TASK OBJECTIVE:
Tell me how many lines hold "干部教育培训工作条例", please, using only the number.

DATA RECORDS:
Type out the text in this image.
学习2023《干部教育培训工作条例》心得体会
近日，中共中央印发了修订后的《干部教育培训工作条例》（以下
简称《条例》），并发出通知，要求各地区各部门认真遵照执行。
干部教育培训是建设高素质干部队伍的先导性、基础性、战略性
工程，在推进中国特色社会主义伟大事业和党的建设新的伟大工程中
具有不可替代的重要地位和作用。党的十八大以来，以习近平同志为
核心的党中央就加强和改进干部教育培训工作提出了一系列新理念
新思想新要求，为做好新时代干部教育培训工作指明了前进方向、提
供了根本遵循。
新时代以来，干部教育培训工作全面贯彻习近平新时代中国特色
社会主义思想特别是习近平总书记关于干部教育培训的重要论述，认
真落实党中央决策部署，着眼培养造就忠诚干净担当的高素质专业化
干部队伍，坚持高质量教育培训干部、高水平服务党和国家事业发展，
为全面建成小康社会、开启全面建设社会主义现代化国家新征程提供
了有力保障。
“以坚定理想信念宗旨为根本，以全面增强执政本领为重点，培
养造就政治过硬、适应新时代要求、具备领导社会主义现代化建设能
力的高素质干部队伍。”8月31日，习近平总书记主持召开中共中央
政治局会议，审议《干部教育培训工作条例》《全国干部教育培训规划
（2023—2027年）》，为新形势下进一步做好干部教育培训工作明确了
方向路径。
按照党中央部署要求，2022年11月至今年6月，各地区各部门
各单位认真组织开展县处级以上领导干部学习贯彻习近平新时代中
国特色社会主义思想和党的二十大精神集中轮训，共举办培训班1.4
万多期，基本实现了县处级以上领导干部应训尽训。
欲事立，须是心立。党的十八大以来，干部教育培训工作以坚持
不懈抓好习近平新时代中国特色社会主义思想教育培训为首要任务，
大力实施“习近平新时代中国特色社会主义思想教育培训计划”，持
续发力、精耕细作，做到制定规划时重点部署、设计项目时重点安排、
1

==

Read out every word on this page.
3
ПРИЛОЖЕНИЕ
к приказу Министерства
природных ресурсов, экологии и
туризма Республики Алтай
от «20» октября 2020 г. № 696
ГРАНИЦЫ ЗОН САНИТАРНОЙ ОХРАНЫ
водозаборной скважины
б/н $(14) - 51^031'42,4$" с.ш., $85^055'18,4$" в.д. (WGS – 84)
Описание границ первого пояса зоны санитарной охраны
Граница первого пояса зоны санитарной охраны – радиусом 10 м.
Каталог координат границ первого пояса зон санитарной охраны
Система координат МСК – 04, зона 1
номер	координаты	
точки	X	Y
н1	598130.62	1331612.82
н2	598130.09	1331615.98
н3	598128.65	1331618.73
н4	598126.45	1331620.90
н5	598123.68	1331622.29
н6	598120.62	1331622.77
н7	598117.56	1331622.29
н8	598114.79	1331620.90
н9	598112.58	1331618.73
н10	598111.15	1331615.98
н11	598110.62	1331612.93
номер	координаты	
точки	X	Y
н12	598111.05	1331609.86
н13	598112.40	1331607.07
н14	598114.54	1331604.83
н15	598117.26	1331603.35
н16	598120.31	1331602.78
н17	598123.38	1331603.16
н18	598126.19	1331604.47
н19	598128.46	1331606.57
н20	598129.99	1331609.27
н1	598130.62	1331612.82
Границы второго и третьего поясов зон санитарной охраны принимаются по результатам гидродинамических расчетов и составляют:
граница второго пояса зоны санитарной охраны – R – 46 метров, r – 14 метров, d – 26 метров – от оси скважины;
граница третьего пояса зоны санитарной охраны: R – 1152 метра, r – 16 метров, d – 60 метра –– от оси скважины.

TASK RESPONSE:
3